* Task to complete:
Please list each line of the records below that contains the string "search". Case counts.

* Given data:

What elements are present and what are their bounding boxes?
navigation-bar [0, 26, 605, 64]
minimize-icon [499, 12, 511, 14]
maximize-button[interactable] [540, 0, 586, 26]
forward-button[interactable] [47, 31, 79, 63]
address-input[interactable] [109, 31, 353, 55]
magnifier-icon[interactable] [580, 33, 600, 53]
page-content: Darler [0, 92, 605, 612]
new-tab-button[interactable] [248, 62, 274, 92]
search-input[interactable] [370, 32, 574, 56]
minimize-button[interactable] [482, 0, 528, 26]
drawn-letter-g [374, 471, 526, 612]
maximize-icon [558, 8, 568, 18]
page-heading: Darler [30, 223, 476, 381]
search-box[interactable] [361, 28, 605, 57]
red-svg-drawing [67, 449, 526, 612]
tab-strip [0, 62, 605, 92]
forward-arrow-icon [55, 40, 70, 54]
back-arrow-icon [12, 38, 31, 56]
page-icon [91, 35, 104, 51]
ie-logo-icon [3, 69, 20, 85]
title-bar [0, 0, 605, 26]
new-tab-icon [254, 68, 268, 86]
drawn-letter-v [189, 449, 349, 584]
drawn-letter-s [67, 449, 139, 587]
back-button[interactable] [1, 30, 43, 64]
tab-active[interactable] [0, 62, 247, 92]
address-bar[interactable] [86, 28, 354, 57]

* Finished exercise:
search-input[interactable] [370, 32, 574, 56]
search-box[interactable] [361, 28, 605, 57]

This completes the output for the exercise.